(GIVEN EXERCISE)
Copy every line of the data below exactly as it appears.

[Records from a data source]
++++++++++++++++++++

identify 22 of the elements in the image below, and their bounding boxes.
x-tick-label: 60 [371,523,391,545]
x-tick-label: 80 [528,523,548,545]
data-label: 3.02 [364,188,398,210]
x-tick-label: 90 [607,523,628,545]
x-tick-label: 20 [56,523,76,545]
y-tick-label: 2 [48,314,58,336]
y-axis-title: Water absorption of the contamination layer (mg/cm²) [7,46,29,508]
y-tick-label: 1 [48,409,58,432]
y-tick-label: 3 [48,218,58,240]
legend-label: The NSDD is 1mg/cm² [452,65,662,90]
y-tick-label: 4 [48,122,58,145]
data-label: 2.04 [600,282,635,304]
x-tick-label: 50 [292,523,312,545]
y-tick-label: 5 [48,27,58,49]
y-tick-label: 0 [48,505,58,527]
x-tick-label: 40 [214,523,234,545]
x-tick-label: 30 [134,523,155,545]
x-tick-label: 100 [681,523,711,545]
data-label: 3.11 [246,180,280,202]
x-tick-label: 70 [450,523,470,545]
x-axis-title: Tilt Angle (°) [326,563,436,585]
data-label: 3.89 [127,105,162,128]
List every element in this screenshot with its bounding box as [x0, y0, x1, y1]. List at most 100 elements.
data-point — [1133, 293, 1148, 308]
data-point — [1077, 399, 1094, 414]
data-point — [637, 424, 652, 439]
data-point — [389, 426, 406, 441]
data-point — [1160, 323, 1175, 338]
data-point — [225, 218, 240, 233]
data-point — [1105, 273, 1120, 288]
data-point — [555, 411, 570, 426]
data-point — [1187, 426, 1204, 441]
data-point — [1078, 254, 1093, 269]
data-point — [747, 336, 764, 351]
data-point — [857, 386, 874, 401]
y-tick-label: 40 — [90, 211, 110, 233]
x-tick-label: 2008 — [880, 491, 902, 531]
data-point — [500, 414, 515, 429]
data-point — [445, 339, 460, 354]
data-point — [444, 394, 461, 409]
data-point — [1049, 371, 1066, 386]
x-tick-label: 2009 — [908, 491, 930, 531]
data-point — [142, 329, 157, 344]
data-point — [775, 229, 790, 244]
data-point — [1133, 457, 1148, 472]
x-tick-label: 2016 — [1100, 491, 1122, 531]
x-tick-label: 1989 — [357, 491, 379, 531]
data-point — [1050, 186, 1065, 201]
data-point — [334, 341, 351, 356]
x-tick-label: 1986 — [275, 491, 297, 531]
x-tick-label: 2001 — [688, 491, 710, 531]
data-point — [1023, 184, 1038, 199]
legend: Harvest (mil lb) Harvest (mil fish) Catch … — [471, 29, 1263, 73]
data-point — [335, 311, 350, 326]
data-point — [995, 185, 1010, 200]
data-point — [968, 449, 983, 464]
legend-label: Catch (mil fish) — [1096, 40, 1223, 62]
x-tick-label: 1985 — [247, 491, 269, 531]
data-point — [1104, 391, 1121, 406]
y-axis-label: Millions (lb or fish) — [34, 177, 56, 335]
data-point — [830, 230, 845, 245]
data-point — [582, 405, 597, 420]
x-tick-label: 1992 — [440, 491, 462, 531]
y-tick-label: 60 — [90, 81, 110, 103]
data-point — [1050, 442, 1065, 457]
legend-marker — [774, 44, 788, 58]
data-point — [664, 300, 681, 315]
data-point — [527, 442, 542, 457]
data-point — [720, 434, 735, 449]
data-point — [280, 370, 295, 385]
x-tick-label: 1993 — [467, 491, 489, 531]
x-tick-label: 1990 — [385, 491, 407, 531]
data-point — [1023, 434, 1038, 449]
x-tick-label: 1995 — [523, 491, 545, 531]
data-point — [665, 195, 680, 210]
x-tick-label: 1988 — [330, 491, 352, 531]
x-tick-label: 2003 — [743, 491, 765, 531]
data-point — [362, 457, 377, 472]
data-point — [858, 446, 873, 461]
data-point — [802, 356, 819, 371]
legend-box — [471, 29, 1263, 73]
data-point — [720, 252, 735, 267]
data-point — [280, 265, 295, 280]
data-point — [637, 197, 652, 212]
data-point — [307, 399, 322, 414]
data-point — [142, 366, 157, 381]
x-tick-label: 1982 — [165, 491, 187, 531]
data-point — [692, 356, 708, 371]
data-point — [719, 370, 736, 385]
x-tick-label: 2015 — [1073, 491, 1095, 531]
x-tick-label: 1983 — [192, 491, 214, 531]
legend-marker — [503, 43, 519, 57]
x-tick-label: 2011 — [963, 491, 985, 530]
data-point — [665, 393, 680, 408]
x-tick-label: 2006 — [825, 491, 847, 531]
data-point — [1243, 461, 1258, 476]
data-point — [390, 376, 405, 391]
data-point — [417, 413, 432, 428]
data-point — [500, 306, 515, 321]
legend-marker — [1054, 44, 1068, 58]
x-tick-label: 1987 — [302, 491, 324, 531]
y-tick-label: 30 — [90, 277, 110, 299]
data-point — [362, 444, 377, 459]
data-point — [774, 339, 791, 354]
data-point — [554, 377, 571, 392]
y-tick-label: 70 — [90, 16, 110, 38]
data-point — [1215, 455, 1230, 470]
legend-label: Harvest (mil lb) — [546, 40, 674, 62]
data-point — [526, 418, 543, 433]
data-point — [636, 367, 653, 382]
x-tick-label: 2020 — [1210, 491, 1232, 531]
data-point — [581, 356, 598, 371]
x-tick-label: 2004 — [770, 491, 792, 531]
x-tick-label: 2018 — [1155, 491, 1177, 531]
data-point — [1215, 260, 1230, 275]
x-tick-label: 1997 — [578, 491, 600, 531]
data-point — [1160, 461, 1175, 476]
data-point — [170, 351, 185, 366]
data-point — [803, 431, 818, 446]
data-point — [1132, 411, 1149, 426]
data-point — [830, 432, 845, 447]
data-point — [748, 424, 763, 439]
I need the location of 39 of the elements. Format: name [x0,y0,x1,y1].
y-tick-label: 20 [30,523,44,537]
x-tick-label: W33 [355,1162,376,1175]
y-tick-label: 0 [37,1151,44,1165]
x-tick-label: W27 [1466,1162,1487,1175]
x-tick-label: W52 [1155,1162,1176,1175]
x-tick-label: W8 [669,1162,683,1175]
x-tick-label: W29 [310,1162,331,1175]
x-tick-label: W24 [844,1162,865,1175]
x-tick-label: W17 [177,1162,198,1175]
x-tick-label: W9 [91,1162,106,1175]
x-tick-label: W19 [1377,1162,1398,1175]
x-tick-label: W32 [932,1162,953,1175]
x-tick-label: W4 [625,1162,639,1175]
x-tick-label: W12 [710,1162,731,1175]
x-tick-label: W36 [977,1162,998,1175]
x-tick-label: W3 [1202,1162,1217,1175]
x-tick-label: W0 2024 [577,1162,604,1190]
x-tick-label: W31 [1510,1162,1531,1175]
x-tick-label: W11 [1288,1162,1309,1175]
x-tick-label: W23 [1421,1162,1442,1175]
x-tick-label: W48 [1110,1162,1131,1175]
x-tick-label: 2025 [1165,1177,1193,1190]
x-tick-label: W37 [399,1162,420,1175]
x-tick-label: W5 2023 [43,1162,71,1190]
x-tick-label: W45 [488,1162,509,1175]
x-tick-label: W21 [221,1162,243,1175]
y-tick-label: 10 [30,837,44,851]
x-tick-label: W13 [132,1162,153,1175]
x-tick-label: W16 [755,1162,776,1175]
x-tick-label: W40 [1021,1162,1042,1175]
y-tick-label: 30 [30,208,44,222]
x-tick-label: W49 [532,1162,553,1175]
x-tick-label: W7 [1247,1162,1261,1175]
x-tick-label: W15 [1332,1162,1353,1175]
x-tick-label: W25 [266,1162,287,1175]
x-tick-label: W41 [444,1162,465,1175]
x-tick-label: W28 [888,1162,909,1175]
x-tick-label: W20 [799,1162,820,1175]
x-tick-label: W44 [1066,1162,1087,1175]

++++++++++++++++++++

(ANSWER TO THIS TASK)
identify 22 of the elements in the image below, and their bounding boxes.
x-tick-label: 60 [371,523,391,545]
x-tick-label: 80 [528,523,548,545]
data-label: 3.02 [364,188,398,210]
x-tick-label: 90 [607,523,628,545]
x-tick-label: 20 [56,523,76,545]
y-tick-label: 2 [48,314,58,336]
y-axis-title: Water absorption of the contamination layer (mg/cm²) [7,46,29,508]
y-tick-label: 1 [48,409,58,432]
y-tick-label: 3 [48,218,58,240]
legend-label: The NSDD is 1mg/cm² [452,65,662,90]
y-tick-label: 4 [48,122,58,145]
data-label: 2.04 [600,282,635,304]
x-tick-label: 50 [292,523,312,545]
y-tick-label: 5 [48,27,58,49]
y-tick-label: 0 [48,505,58,527]
x-tick-label: 40 [214,523,234,545]
x-tick-label: 30 [134,523,155,545]
x-tick-label: 100 [681,523,711,545]
data-label: 3.11 [246,180,280,202]
x-tick-label: 70 [450,523,470,545]
x-axis-title: Tilt Angle (°) [326,563,436,585]
data-label: 3.89 [127,105,162,128]
List every element in this screenshot with its bounding box as [x0, y0, x1, y1]. List at most 100 elements.
data-point — [1133, 293, 1148, 308]
data-point — [1077, 399, 1094, 414]
data-point — [637, 424, 652, 439]
data-point — [389, 426, 406, 441]
data-point — [1160, 323, 1175, 338]
data-point — [225, 218, 240, 233]
data-point — [1105, 273, 1120, 288]
data-point — [555, 411, 570, 426]
data-point — [1187, 426, 1204, 441]
data-point — [1078, 254, 1093, 269]
data-point — [747, 336, 764, 351]
data-point — [857, 386, 874, 401]
y-tick-label: 40 — [90, 211, 110, 233]
x-tick-label: 2008 — [880, 491, 902, 531]
data-point — [500, 414, 515, 429]
data-point — [445, 339, 460, 354]
data-point — [444, 394, 461, 409]
data-point — [1049, 371, 1066, 386]
x-tick-label: 2009 — [908, 491, 930, 531]
data-point — [142, 329, 157, 344]
data-point — [775, 229, 790, 244]
data-point — [1133, 457, 1148, 472]
x-tick-label: 2016 — [1100, 491, 1122, 531]
x-tick-label: 1989 — [357, 491, 379, 531]
data-point — [1050, 186, 1065, 201]
data-point — [334, 341, 351, 356]
x-tick-label: 1986 — [275, 491, 297, 531]
x-tick-label: 2001 — [688, 491, 710, 531]
data-point — [1023, 184, 1038, 199]
legend: Harvest (mil lb) Harvest (mil fish) Catch … — [471, 29, 1263, 73]
data-point — [335, 311, 350, 326]
data-point — [995, 185, 1010, 200]
data-point — [968, 449, 983, 464]
legend-label: Catch (mil fish) — [1096, 40, 1223, 62]
x-tick-label: 1985 — [247, 491, 269, 531]
data-point — [1104, 391, 1121, 406]
y-axis-label: Millions (lb or fish) — [34, 177, 56, 335]
data-point — [830, 230, 845, 245]
data-point — [582, 405, 597, 420]
x-tick-label: 1992 — [440, 491, 462, 531]
y-tick-label: 60 — [90, 81, 110, 103]
data-point — [1050, 442, 1065, 457]
legend-marker — [774, 44, 788, 58]
data-point — [664, 300, 681, 315]
data-point — [527, 442, 542, 457]
data-point — [720, 434, 735, 449]
data-point — [280, 370, 295, 385]
x-tick-label: 1993 — [467, 491, 489, 531]
x-tick-label: 1990 — [385, 491, 407, 531]
data-point — [1023, 434, 1038, 449]
x-tick-label: 1995 — [523, 491, 545, 531]
data-point — [665, 195, 680, 210]
x-tick-label: 1988 — [330, 491, 352, 531]
x-tick-label: 2003 — [743, 491, 765, 531]
data-point — [362, 457, 377, 472]
data-point — [858, 446, 873, 461]
data-point — [802, 356, 819, 371]
legend-box — [471, 29, 1263, 73]
data-point — [720, 252, 735, 267]
data-point — [280, 265, 295, 280]
data-point — [637, 197, 652, 212]
data-point — [307, 399, 322, 414]
data-point — [142, 366, 157, 381]
x-tick-label: 1982 — [165, 491, 187, 531]
data-point — [692, 356, 708, 371]
data-point — [719, 370, 736, 385]
x-tick-label: 2015 — [1073, 491, 1095, 531]
x-tick-label: 1983 — [192, 491, 214, 531]
legend-marker — [503, 43, 519, 57]
x-tick-label: 2011 — [963, 491, 985, 530]
data-point — [665, 393, 680, 408]
x-tick-label: 2006 — [825, 491, 847, 531]
data-point — [1243, 461, 1258, 476]
data-point — [390, 376, 405, 391]
data-point — [417, 413, 432, 428]
data-point — [500, 306, 515, 321]
legend-marker — [1054, 44, 1068, 58]
x-tick-label: 1987 — [302, 491, 324, 531]
y-tick-label: 30 — [90, 277, 110, 299]
data-point — [362, 444, 377, 459]
data-point — [774, 339, 791, 354]
data-point — [554, 377, 571, 392]
y-tick-label: 70 — [90, 16, 110, 38]
data-point — [1215, 455, 1230, 470]
legend-label: Harvest (mil lb) — [546, 40, 674, 62]
data-point — [526, 418, 543, 433]
data-point — [636, 367, 653, 382]
x-tick-label: 2020 — [1210, 491, 1232, 531]
data-point — [581, 356, 598, 371]
x-tick-label: 2004 — [770, 491, 792, 531]
x-tick-label: 2018 — [1155, 491, 1177, 531]
data-point — [1215, 260, 1230, 275]
x-tick-label: 1997 — [578, 491, 600, 531]
data-point — [1160, 461, 1175, 476]
data-point — [170, 351, 185, 366]
data-point — [803, 431, 818, 446]
data-point — [1132, 411, 1149, 426]
data-point — [830, 432, 845, 447]
data-point — [748, 424, 763, 439]
I need the location of 39 of the elements. Format: name [x0,y0,x1,y1].
y-tick-label: 20 [30,523,44,537]
x-tick-label: W33 [355,1162,376,1175]
y-tick-label: 0 [37,1151,44,1165]
x-tick-label: W27 [1466,1162,1487,1175]
x-tick-label: W52 [1155,1162,1176,1175]
x-tick-label: W8 [669,1162,683,1175]
x-tick-label: W29 [310,1162,331,1175]
x-tick-label: W24 [844,1162,865,1175]
x-tick-label: W17 [177,1162,198,1175]
x-tick-label: W9 [91,1162,106,1175]
x-tick-label: W19 [1377,1162,1398,1175]
x-tick-label: W32 [932,1162,953,1175]
x-tick-label: W4 [625,1162,639,1175]
x-tick-label: W12 [710,1162,731,1175]
x-tick-label: W36 [977,1162,998,1175]
x-tick-label: W3 [1202,1162,1217,1175]
x-tick-label: W0 2024 [577,1162,604,1190]
x-tick-label: W31 [1510,1162,1531,1175]
x-tick-label: W11 [1288,1162,1309,1175]
x-tick-label: W23 [1421,1162,1442,1175]
x-tick-label: W48 [1110,1162,1131,1175]
x-tick-label: 2025 [1165,1177,1193,1190]
x-tick-label: W37 [399,1162,420,1175]
x-tick-label: W5 2023 [43,1162,71,1190]
x-tick-label: W45 [488,1162,509,1175]
x-tick-label: W21 [221,1162,243,1175]
y-tick-label: 10 [30,837,44,851]
x-tick-label: W13 [132,1162,153,1175]
x-tick-label: W16 [755,1162,776,1175]
x-tick-label: W40 [1021,1162,1042,1175]
y-tick-label: 30 [30,208,44,222]
x-tick-label: W49 [532,1162,553,1175]
x-tick-label: W7 [1247,1162,1261,1175]
x-tick-label: W15 [1332,1162,1353,1175]
x-tick-label: W25 [266,1162,287,1175]
x-tick-label: W41 [444,1162,465,1175]
x-tick-label: W28 [888,1162,909,1175]
x-tick-label: W20 [799,1162,820,1175]
x-tick-label: W44 [1066,1162,1087,1175]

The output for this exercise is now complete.